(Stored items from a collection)
_____
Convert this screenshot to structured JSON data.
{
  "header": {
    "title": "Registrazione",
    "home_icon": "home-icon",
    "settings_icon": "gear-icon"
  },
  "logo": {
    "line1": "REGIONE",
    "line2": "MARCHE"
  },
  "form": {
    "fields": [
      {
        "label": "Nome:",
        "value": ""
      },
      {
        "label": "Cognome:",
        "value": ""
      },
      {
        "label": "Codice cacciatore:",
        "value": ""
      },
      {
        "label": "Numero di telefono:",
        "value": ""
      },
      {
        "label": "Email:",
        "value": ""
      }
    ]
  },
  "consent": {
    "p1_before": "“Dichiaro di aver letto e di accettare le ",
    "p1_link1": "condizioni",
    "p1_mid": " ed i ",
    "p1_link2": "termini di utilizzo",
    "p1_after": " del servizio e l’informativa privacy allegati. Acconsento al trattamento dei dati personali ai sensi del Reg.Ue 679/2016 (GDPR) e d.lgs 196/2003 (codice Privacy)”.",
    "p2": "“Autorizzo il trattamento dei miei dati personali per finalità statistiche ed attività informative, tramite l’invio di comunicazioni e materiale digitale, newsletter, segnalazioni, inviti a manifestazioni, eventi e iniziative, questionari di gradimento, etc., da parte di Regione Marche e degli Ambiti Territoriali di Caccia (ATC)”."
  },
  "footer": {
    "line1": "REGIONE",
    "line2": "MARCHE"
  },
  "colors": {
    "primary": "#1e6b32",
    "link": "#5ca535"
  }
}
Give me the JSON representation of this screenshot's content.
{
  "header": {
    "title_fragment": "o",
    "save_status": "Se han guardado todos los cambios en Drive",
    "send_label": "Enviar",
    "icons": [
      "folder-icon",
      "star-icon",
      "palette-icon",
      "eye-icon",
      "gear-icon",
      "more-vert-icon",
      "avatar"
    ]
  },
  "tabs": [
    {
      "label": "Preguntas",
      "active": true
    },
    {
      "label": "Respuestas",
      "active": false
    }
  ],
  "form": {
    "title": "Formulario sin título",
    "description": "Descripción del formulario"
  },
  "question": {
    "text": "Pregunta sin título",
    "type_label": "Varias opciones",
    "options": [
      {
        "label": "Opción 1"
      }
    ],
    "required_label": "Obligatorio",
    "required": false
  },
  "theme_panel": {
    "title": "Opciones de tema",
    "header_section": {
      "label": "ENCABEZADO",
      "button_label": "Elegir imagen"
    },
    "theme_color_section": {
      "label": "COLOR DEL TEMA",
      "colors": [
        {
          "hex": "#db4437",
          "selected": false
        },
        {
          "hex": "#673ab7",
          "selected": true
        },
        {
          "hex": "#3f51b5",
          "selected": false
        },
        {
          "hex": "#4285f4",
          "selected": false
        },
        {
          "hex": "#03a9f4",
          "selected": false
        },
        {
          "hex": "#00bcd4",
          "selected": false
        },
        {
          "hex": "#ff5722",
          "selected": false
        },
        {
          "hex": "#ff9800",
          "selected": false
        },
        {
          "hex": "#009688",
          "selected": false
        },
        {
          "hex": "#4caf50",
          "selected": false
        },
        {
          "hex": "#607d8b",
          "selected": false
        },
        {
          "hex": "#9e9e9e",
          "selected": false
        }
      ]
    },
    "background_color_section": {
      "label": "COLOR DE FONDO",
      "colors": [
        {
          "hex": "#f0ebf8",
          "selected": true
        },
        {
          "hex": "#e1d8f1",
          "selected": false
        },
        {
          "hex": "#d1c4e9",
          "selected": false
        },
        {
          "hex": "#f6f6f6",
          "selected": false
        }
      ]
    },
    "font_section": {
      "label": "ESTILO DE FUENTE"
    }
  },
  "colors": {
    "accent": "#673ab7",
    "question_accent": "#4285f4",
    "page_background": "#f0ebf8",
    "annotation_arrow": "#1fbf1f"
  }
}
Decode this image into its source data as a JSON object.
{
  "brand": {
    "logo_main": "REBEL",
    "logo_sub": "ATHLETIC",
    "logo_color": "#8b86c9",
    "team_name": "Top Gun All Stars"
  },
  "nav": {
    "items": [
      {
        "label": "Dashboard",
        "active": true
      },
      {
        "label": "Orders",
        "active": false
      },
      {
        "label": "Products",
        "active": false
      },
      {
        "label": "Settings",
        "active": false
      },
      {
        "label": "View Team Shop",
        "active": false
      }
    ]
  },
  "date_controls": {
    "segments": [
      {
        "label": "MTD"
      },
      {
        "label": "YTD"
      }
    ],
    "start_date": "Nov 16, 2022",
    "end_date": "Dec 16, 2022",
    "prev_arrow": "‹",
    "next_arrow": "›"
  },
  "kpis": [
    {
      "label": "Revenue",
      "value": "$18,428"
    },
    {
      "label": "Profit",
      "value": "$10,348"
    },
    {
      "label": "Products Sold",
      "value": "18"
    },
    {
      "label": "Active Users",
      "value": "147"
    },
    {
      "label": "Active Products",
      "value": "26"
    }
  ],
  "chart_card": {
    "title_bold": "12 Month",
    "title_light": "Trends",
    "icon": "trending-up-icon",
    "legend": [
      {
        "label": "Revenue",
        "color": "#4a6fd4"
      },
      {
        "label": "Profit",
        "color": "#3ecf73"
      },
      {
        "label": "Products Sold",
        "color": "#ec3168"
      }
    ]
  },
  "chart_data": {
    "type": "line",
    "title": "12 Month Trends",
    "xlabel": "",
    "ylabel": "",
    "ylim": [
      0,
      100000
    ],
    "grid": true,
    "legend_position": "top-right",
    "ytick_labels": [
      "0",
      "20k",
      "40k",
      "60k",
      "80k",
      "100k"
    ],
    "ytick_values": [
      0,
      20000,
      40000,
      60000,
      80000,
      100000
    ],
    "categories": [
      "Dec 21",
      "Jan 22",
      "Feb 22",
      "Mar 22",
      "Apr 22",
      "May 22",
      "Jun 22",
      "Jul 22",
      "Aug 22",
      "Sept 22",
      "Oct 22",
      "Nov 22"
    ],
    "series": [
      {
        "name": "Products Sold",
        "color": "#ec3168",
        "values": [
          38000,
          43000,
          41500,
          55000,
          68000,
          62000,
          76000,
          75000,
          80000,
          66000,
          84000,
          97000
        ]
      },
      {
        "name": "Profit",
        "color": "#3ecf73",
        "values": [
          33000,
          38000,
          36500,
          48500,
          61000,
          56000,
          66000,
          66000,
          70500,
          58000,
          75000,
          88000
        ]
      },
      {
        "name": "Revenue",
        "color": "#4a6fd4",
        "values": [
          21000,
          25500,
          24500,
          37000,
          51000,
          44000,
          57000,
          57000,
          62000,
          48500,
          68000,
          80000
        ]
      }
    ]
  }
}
_____
- **Required work**
Go through the material above line by line and copy it exactly.

- **Task solution**
Convert this screenshot to structured JSON data.
{
  "header": {
    "title": "Registrazione",
    "home_icon": "home-icon",
    "settings_icon": "gear-icon"
  },
  "logo": {
    "line1": "REGIONE",
    "line2": "MARCHE"
  },
  "form": {
    "fields": [
      {
        "label": "Nome:",
        "value": ""
      },
      {
        "label": "Cognome:",
        "value": ""
      },
      {
        "label": "Codice cacciatore:",
        "value": ""
      },
      {
        "label": "Numero di telefono:",
        "value": ""
      },
      {
        "label": "Email:",
        "value": ""
      }
    ]
  },
  "consent": {
    "p1_before": "“Dichiaro di aver letto e di accettare le ",
    "p1_link1": "condizioni",
    "p1_mid": " ed i ",
    "p1_link2": "termini di utilizzo",
    "p1_after": " del servizio e l’informativa privacy allegati. Acconsento al trattamento dei dati personali ai sensi del Reg.Ue 679/2016 (GDPR) e d.lgs 196/2003 (codice Privacy)”.",
    "p2": "“Autorizzo il trattamento dei miei dati personali per finalità statistiche ed attività informative, tramite l’invio di comunicazioni e materiale digitale, newsletter, segnalazioni, inviti a manifestazioni, eventi e iniziative, questionari di gradimento, etc., da parte di Regione Marche e degli Ambiti Territoriali di Caccia (ATC)”."
  },
  "footer": {
    "line1": "REGIONE",
    "line2": "MARCHE"
  },
  "colors": {
    "primary": "#1e6b32",
    "link": "#5ca535"
  }
}
Give me the JSON representation of this screenshot's content.
{
  "header": {
    "title_fragment": "o",
    "save_status": "Se han guardado todos los cambios en Drive",
    "send_label": "Enviar",
    "icons": [
      "folder-icon",
      "star-icon",
      "palette-icon",
      "eye-icon",
      "gear-icon",
      "more-vert-icon",
      "avatar"
    ]
  },
  "tabs": [
    {
      "label": "Preguntas",
      "active": true
    },
    {
      "label": "Respuestas",
      "active": false
    }
  ],
  "form": {
    "title": "Formulario sin título",
    "description": "Descripción del formulario"
  },
  "question": {
    "text": "Pregunta sin título",
    "type_label": "Varias opciones",
    "options": [
      {
        "label": "Opción 1"
      }
    ],
    "required_label": "Obligatorio",
    "required": false
  },
  "theme_panel": {
    "title": "Opciones de tema",
    "header_section": {
      "label": "ENCABEZADO",
      "button_label": "Elegir imagen"
    },
    "theme_color_section": {
      "label": "COLOR DEL TEMA",
      "colors": [
        {
          "hex": "#db4437",
          "selected": false
        },
        {
          "hex": "#673ab7",
          "selected": true
        },
        {
          "hex": "#3f51b5",
          "selected": false
        },
        {
          "hex": "#4285f4",
          "selected": false
        },
        {
          "hex": "#03a9f4",
          "selected": false
        },
        {
          "hex": "#00bcd4",
          "selected": false
        },
        {
          "hex": "#ff5722",
          "selected": false
        },
        {
          "hex": "#ff9800",
          "selected": false
        },
        {
          "hex": "#009688",
          "selected": false
        },
        {
          "hex": "#4caf50",
          "selected": false
        },
        {
          "hex": "#607d8b",
          "selected": false
        },
        {
          "hex": "#9e9e9e",
          "selected": false
        }
      ]
    },
    "background_color_section": {
      "label": "COLOR DE FONDO",
      "colors": [
        {
          "hex": "#f0ebf8",
          "selected": true
        },
        {
          "hex": "#e1d8f1",
          "selected": false
        },
        {
          "hex": "#d1c4e9",
          "selected": false
        },
        {
          "hex": "#f6f6f6",
          "selected": false
        }
      ]
    },
    "font_section": {
      "label": "ESTILO DE FUENTE"
    }
  },
  "colors": {
    "accent": "#673ab7",
    "question_accent": "#4285f4",
    "page_background": "#f0ebf8",
    "annotation_arrow": "#1fbf1f"
  }
}
Decode this image into its source data as a JSON object.
{
  "brand": {
    "logo_main": "REBEL",
    "logo_sub": "ATHLETIC",
    "logo_color": "#8b86c9",
    "team_name": "Top Gun All Stars"
  },
  "nav": {
    "items": [
      {
        "label": "Dashboard",
        "active": true
      },
      {
        "label": "Orders",
        "active": false
      },
      {
        "label": "Products",
        "active": false
      },
      {
        "label": "Settings",
        "active": false
      },
      {
        "label": "View Team Shop",
        "active": false
      }
    ]
  },
  "date_controls": {
    "segments": [
      {
        "label": "MTD"
      },
      {
        "label": "YTD"
      }
    ],
    "start_date": "Nov 16, 2022",
    "end_date": "Dec 16, 2022",
    "prev_arrow": "‹",
    "next_arrow": "›"
  },
  "kpis": [
    {
      "label": "Revenue",
      "value": "$18,428"
    },
    {
      "label": "Profit",
      "value": "$10,348"
    },
    {
      "label": "Products Sold",
      "value": "18"
    },
    {
      "label": "Active Users",
      "value": "147"
    },
    {
      "label": "Active Products",
      "value": "26"
    }
  ],
  "chart_card": {
    "title_bold": "12 Month",
    "title_light": "Trends",
    "icon": "trending-up-icon",
    "legend": [
      {
        "label": "Revenue",
        "color": "#4a6fd4"
      },
      {
        "label": "Profit",
        "color": "#3ecf73"
      },
      {
        "label": "Products Sold",
        "color": "#ec3168"
      }
    ]
  },
  "chart_data": {
    "type": "line",
    "title": "12 Month Trends",
    "xlabel": "",
    "ylabel": "",
    "ylim": [
      0,
      100000
    ],
    "grid": true,
    "legend_position": "top-right",
    "ytick_labels": [
      "0",
      "20k",
      "40k",
      "60k",
      "80k",
      "100k"
    ],
    "ytick_values": [
      0,
      20000,
      40000,
      60000,
      80000,
      100000
    ],
    "categories": [
      "Dec 21",
      "Jan 22",
      "Feb 22",
      "Mar 22",
      "Apr 22",
      "May 22",
      "Jun 22",
      "Jul 22",
      "Aug 22",
      "Sept 22",
      "Oct 22",
      "Nov 22"
    ],
    "series": [
      {
        "name": "Products Sold",
        "color": "#ec3168",
        "values": [
          38000,
          43000,
          41500,
          55000,
          68000,
          62000,
          76000,
          75000,
          80000,
          66000,
          84000,
          97000
        ]
      },
      {
        "name": "Profit",
        "color": "#3ecf73",
        "values": [
          33000,
          38000,
          36500,
          48500,
          61000,
          56000,
          66000,
          66000,
          70500,
          58000,
          75000,
          88000
        ]
      },
      {
        "name": "Revenue",
        "color": "#4a6fd4",
        "values": [
          21000,
          25500,
          24500,
          37000,
          51000,
          44000,
          57000,
          57000,
          62000,
          48500,
          68000,
          80000
        ]
      }
    ]
  }
}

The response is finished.